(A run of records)
○ ○ ○ ○
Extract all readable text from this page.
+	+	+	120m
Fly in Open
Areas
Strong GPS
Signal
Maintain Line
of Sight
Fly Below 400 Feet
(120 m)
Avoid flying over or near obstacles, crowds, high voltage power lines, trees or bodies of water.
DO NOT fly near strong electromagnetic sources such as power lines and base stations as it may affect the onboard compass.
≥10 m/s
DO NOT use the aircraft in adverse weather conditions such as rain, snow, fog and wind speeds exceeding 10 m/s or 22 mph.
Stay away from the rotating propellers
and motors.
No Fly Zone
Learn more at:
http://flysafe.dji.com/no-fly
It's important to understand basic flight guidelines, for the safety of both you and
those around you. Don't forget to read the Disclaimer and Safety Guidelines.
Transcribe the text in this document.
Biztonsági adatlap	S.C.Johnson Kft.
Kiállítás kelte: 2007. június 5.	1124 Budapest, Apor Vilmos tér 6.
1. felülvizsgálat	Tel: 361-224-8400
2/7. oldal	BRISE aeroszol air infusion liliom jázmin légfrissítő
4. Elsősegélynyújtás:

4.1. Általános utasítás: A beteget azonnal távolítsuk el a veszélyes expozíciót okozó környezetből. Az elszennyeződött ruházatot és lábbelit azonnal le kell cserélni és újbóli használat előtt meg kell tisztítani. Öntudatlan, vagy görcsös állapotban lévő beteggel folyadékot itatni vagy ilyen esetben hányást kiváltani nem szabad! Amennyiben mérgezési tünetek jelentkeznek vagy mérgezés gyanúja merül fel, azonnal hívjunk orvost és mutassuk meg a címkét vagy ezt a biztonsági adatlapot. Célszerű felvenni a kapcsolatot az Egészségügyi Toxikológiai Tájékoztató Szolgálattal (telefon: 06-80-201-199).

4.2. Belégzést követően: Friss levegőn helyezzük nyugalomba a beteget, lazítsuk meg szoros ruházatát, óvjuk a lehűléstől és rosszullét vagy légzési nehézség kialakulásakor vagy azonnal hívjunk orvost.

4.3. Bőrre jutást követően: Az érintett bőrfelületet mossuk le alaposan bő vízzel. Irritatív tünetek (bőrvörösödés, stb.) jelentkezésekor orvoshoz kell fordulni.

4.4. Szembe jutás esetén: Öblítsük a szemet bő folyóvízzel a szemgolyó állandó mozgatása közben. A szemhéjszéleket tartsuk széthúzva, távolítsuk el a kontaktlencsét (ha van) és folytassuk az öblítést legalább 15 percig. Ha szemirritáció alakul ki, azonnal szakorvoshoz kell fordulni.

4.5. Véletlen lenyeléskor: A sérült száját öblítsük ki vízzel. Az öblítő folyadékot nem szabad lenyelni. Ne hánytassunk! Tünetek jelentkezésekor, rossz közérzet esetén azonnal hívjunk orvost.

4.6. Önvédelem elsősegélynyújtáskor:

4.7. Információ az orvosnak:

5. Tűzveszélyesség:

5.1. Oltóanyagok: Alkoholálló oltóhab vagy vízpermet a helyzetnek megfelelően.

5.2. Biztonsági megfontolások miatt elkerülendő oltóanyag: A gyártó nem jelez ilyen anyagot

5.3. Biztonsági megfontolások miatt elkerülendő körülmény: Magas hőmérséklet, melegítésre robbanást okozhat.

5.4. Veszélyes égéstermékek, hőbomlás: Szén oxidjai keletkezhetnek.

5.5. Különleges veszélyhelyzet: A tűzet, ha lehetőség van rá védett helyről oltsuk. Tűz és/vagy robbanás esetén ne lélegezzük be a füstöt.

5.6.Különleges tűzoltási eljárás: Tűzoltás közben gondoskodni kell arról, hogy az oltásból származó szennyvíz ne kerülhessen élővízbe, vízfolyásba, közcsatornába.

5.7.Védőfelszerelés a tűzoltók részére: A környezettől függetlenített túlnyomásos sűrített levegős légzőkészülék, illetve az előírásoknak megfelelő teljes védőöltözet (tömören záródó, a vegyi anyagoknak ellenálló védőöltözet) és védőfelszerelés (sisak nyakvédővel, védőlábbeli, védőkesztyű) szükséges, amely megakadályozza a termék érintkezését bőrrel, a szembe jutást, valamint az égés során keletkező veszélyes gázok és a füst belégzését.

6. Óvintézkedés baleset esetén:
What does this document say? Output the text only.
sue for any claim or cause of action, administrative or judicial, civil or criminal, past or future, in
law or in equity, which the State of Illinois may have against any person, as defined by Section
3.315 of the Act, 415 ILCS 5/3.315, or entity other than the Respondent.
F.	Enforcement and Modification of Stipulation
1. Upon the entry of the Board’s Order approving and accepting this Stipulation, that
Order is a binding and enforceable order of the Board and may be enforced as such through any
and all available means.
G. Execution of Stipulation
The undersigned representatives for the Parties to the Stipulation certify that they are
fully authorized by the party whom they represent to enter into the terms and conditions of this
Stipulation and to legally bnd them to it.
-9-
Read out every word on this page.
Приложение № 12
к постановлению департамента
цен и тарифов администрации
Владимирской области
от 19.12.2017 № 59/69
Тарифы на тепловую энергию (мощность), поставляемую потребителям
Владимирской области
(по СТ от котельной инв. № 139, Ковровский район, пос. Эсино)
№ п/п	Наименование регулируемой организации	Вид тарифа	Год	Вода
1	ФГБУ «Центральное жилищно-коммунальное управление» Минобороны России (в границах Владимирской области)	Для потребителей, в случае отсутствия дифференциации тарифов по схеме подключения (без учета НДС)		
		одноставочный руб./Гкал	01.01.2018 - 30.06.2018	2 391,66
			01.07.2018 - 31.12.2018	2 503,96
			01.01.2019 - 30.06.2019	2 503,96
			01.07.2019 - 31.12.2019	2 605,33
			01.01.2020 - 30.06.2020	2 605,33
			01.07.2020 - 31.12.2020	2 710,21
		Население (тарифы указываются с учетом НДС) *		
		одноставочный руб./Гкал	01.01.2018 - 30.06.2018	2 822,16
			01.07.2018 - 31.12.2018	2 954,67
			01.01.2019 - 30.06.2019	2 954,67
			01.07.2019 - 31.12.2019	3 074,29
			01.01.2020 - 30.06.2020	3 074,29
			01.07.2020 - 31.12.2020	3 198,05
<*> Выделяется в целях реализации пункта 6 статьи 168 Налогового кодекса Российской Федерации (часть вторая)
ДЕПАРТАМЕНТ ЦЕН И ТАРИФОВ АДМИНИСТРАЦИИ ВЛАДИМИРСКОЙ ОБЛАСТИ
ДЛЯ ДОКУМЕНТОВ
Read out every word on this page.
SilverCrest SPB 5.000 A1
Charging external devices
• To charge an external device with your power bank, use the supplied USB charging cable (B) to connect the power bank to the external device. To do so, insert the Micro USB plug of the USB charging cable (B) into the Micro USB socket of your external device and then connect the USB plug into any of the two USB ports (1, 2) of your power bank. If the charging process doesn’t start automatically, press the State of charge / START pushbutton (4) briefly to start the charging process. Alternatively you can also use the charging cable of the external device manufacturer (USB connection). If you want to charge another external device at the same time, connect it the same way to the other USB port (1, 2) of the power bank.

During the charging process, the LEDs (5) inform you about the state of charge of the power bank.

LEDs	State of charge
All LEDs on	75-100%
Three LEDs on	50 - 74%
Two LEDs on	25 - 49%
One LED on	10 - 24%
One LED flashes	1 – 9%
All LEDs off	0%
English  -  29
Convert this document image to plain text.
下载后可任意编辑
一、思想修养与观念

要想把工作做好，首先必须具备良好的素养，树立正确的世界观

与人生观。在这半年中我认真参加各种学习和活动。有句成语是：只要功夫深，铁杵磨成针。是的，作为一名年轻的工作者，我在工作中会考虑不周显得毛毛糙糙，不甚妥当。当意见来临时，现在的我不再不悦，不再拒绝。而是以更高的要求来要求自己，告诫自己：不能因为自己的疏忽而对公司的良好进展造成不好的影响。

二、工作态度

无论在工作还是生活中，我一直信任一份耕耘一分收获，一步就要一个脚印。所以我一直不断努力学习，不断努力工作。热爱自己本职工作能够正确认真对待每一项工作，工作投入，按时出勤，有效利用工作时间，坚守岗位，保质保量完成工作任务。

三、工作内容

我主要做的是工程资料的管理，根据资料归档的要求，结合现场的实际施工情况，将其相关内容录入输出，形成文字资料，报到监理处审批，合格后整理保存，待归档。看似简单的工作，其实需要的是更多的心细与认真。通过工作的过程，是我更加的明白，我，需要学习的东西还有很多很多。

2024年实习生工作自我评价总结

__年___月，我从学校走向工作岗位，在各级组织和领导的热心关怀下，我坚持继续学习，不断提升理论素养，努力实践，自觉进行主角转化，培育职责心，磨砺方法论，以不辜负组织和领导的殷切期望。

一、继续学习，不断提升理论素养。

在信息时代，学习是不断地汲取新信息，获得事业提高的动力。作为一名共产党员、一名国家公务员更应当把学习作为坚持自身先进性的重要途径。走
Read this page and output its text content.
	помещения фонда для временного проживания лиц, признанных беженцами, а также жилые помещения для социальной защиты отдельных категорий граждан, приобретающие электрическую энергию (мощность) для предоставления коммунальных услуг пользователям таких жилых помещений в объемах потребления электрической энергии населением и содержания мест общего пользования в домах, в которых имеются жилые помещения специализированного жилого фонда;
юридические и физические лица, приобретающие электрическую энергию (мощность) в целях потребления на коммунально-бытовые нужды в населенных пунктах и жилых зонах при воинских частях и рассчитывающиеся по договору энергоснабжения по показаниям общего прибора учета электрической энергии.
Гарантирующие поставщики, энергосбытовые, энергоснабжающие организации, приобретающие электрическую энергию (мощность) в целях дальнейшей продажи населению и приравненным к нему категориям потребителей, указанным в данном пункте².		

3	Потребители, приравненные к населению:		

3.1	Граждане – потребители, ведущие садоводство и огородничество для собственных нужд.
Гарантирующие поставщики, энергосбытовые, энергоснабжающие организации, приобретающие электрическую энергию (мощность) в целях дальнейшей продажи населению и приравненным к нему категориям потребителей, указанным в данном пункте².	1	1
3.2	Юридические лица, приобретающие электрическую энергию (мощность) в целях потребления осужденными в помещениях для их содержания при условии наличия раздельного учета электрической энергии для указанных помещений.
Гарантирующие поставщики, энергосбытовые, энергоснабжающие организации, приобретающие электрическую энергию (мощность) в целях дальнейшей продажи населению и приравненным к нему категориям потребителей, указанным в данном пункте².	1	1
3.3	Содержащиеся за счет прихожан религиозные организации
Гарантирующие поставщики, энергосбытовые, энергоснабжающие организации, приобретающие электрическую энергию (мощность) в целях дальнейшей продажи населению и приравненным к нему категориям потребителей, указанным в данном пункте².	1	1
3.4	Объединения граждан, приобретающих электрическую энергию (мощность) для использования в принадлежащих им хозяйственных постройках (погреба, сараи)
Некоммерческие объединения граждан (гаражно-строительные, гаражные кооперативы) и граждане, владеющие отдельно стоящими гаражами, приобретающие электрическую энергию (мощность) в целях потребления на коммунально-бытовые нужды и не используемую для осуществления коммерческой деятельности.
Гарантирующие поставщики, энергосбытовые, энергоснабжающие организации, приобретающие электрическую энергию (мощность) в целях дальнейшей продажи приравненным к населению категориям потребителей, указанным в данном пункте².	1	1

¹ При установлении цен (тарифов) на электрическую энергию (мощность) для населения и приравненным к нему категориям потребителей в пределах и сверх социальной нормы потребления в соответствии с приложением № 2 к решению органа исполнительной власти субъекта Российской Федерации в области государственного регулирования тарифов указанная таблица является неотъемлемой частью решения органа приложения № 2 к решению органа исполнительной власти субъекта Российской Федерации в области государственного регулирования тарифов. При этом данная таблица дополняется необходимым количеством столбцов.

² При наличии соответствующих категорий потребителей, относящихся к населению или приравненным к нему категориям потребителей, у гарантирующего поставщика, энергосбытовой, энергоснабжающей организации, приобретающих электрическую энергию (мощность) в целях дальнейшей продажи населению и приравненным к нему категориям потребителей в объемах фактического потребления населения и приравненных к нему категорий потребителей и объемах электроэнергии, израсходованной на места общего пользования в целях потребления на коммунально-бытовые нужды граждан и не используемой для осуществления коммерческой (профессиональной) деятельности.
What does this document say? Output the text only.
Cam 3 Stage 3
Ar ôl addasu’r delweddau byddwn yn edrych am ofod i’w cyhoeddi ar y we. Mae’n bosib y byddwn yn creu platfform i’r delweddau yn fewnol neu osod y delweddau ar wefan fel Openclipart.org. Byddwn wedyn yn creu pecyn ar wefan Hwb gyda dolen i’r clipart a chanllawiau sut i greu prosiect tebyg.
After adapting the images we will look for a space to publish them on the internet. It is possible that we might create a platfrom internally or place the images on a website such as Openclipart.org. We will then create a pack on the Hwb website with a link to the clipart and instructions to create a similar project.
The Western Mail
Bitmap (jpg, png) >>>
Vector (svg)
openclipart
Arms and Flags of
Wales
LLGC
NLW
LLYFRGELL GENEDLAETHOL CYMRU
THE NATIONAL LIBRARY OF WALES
○ ○ ○ ○
Written instruction
Using the records above, copy every line that has the word "содержания" in it.

Solved exercise
	помещения фонда для временного проживания лиц, признанных беженцами, а также жилые помещения для социальной защиты отдельных категорий граждан, приобретающие электрическую энергию (мощность) для предоставления коммунальных услуг пользователям таких жилых помещений в объемах потребления электрической энергии населением и содержания мест общего пользования в домах, в которых имеются жилые помещения специализированного жилого фонда;
3.2	Юридические лица, приобретающие электрическую энергию (мощность) в целях потребления осужденными в помещениях для их содержания при условии наличия раздельного учета электрической энергии для указанных помещений.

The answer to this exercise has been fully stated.